---------- Source data ----------

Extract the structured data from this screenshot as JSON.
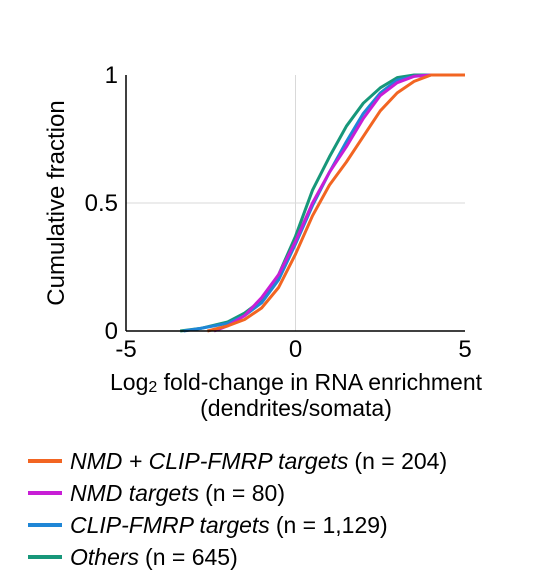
{
  "chart_data": {
    "type": "line",
    "title": "",
    "xlabel_main": "Log",
    "xlabel_subscript": "2",
    "xlabel_rest": " fold-change in RNA enrichment",
    "xlabel_line2": "(dendrites/somata)",
    "ylabel": "Cumulative fraction",
    "xlim": [
      -5,
      5
    ],
    "ylim": [
      0,
      1
    ],
    "xticks": [
      -5,
      0,
      5
    ],
    "xtick_labels": [
      "-5",
      "0",
      "5"
    ],
    "yticks": [
      0,
      0.5,
      1
    ],
    "ytick_labels": [
      "0",
      "0.5",
      "1"
    ],
    "grid": true,
    "legend_position": "bottom",
    "series": [
      {
        "name": "NMD + CLIP-FMRP targets",
        "count_label": "(n = 204)",
        "color": "#f26522",
        "points": [
          [
            -2.6,
            0
          ],
          [
            -2,
            0.02
          ],
          [
            -1.5,
            0.045
          ],
          [
            -1,
            0.09
          ],
          [
            -0.5,
            0.17
          ],
          [
            0,
            0.3
          ],
          [
            0.5,
            0.45
          ],
          [
            1,
            0.57
          ],
          [
            1.5,
            0.66
          ],
          [
            2,
            0.76
          ],
          [
            2.5,
            0.86
          ],
          [
            3,
            0.93
          ],
          [
            3.5,
            0.975
          ],
          [
            4,
            1
          ],
          [
            5,
            1
          ]
        ]
      },
      {
        "name": "NMD targets",
        "count_label": "(n = 80)",
        "color": "#c81ed6",
        "points": [
          [
            -2.4,
            0
          ],
          [
            -2,
            0.02
          ],
          [
            -1.5,
            0.06
          ],
          [
            -1,
            0.13
          ],
          [
            -0.5,
            0.22
          ],
          [
            0,
            0.35
          ],
          [
            0.5,
            0.5
          ],
          [
            1,
            0.62
          ],
          [
            1.5,
            0.72
          ],
          [
            2,
            0.83
          ],
          [
            2.5,
            0.92
          ],
          [
            3,
            0.97
          ],
          [
            3.5,
            0.995
          ],
          [
            4,
            1
          ],
          [
            5,
            1
          ]
        ]
      },
      {
        "name": "CLIP-FMRP targets",
        "count_label": "(n = 1,129)",
        "color": "#1f86d6",
        "points": [
          [
            -3.3,
            0
          ],
          [
            -2.8,
            0.01
          ],
          [
            -2,
            0.03
          ],
          [
            -1.5,
            0.06
          ],
          [
            -1,
            0.11
          ],
          [
            -0.5,
            0.2
          ],
          [
            0,
            0.34
          ],
          [
            0.5,
            0.49
          ],
          [
            1,
            0.62
          ],
          [
            1.5,
            0.74
          ],
          [
            2,
            0.85
          ],
          [
            2.5,
            0.93
          ],
          [
            3,
            0.98
          ],
          [
            3.5,
            0.995
          ],
          [
            4,
            1
          ],
          [
            5,
            1
          ]
        ]
      },
      {
        "name": "Others",
        "count_label": "(n = 645)",
        "color": "#17977a",
        "points": [
          [
            -3.4,
            0
          ],
          [
            -2.8,
            0.01
          ],
          [
            -2,
            0.035
          ],
          [
            -1.5,
            0.07
          ],
          [
            -1,
            0.12
          ],
          [
            -0.5,
            0.22
          ],
          [
            0,
            0.37
          ],
          [
            0.5,
            0.55
          ],
          [
            1,
            0.68
          ],
          [
            1.5,
            0.8
          ],
          [
            2,
            0.89
          ],
          [
            2.5,
            0.95
          ],
          [
            3,
            0.99
          ],
          [
            3.5,
            1
          ],
          [
            5,
            1
          ]
        ]
      }
    ]
  },
  "page": {
    "edge_glyph": ")"
  }
}
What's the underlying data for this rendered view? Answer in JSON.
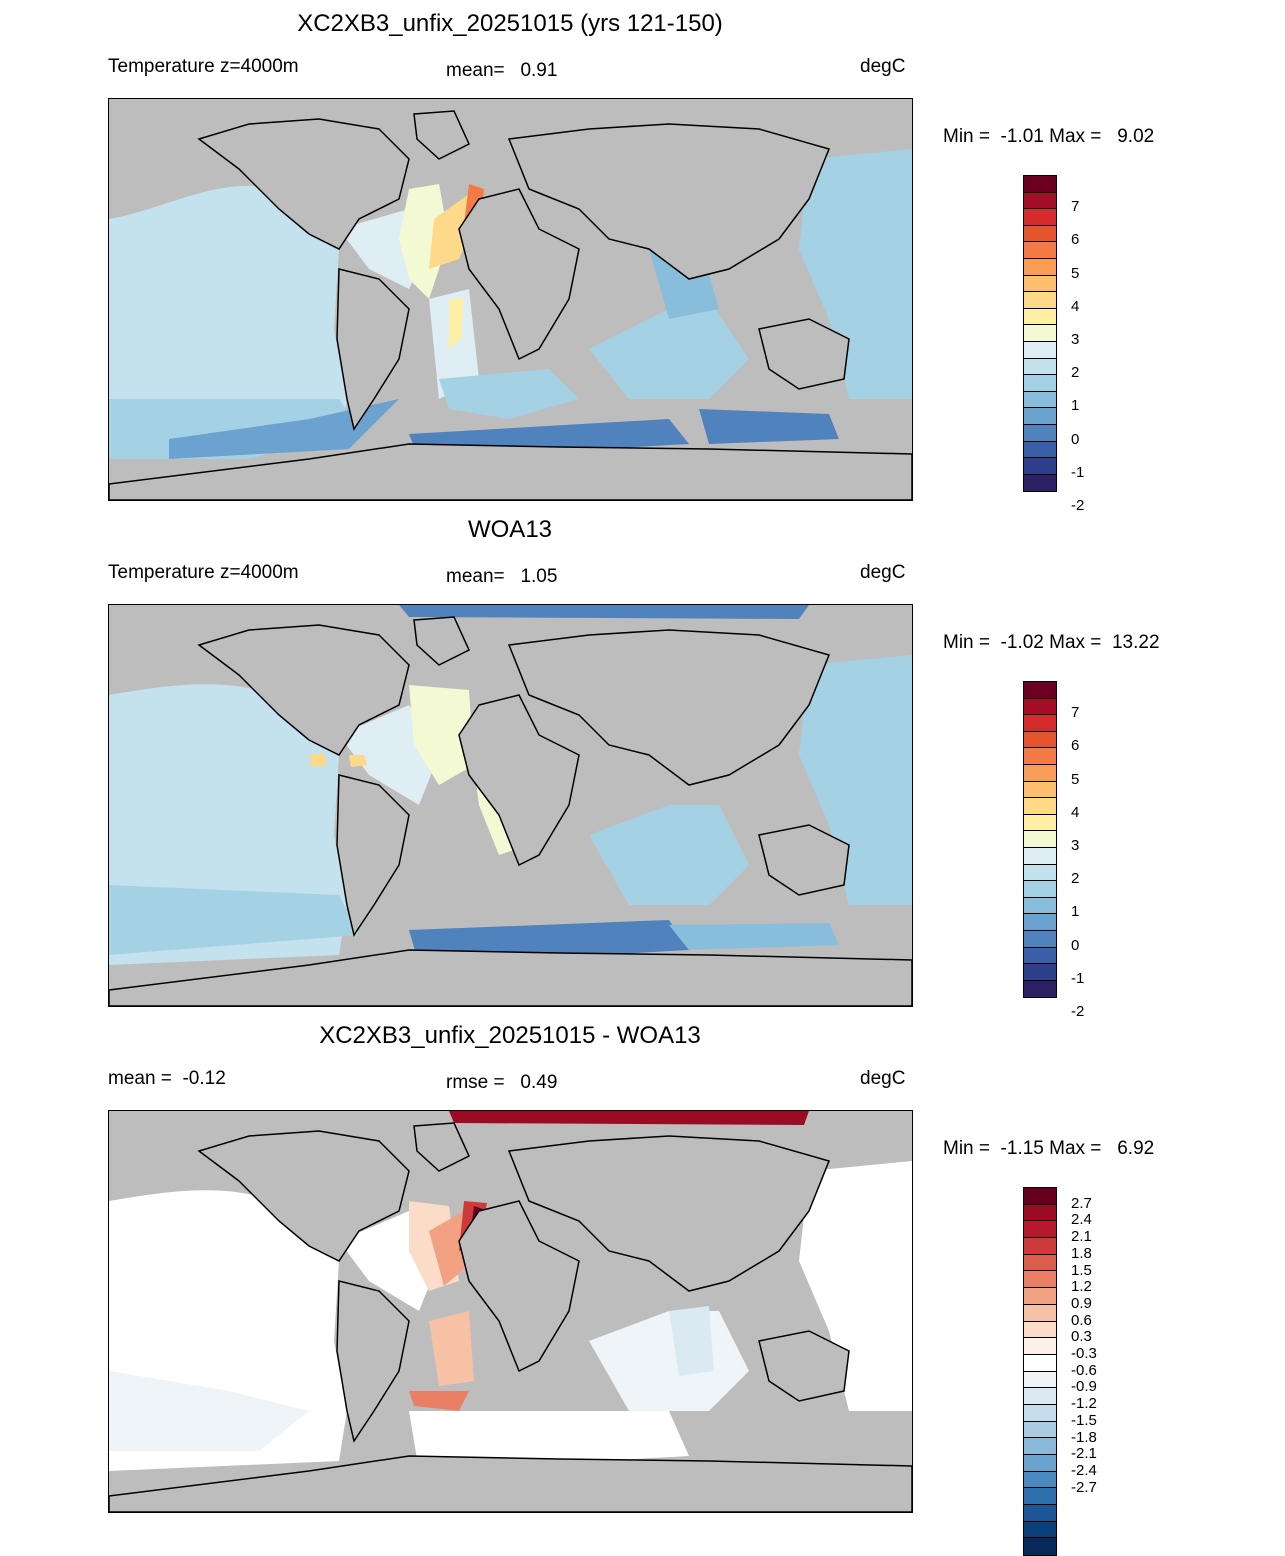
{
  "panels": [
    {
      "title": "XC2XB3_unfix_20251015 (yrs 121-150)",
      "left_label": "Temperature z=4000m",
      "mid_label": "mean=   0.91",
      "right_label": "degC",
      "minmax": "Min =  -1.01 Max =   9.02",
      "colorbar": {
        "colors": [
          "#6b0023",
          "#a50f26",
          "#d42c2c",
          "#e6532f",
          "#f47b46",
          "#f99d58",
          "#fdbf6f",
          "#fed98a",
          "#ffefa4",
          "#f3f9d2",
          "#deeef4",
          "#c3e2ee",
          "#a5d1e5",
          "#88bedc",
          "#6ba2cf",
          "#5082be",
          "#3b5fa8",
          "#2e3f8c",
          "#2c1f63"
        ],
        "labels": [
          "7",
          "6",
          "5",
          "4",
          "3",
          "2",
          "1",
          "0",
          "-1",
          "-2"
        ]
      }
    },
    {
      "title": "WOA13",
      "left_label": "Temperature z=4000m",
      "mid_label": "mean=   1.05",
      "right_label": "degC",
      "minmax": "Min =  -1.02 Max =  13.22",
      "colorbar": {
        "colors": [
          "#6b0023",
          "#a50f26",
          "#d42c2c",
          "#e6532f",
          "#f47b46",
          "#f99d58",
          "#fdbf6f",
          "#fed98a",
          "#ffefa4",
          "#f3f9d2",
          "#deeef4",
          "#c3e2ee",
          "#a5d1e5",
          "#88bedc",
          "#6ba2cf",
          "#5082be",
          "#3b5fa8",
          "#2e3f8c",
          "#2c1f63"
        ],
        "labels": [
          "7",
          "6",
          "5",
          "4",
          "3",
          "2",
          "1",
          "0",
          "-1",
          "-2"
        ]
      }
    },
    {
      "title": "XC2XB3_unfix_20251015 - WOA13",
      "left_label": "mean =  -0.12",
      "mid_label": "rmse =   0.49",
      "right_label": "degC",
      "minmax": "Min =  -1.15 Max =   6.92",
      "colorbar": {
        "colors": [
          "#67001f",
          "#9b0c24",
          "#b8182b",
          "#cc3a3a",
          "#dc5d4b",
          "#e98065",
          "#f2a283",
          "#f7c1a6",
          "#fbdcc8",
          "#fdf0e8",
          "#ffffff",
          "#eef4f8",
          "#dbe9f2",
          "#c4dcec",
          "#a9cce3",
          "#8bb9d9",
          "#6aa3cd",
          "#4989bf",
          "#2f6fae",
          "#1c5696",
          "#0d3f7a",
          "#08295a"
        ],
        "labels": [
          "2.7",
          "2.4",
          "2.1",
          "1.8",
          "1.5",
          "1.2",
          "0.9",
          "0.6",
          "0.3",
          "-0.3",
          "-0.6",
          "-0.9",
          "-1.2",
          "-1.5",
          "-1.8",
          "-2.1",
          "-2.4",
          "-2.7"
        ]
      }
    }
  ]
}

----------

State how many lines of the entries above include the word "mean", offering no text other than the number.

3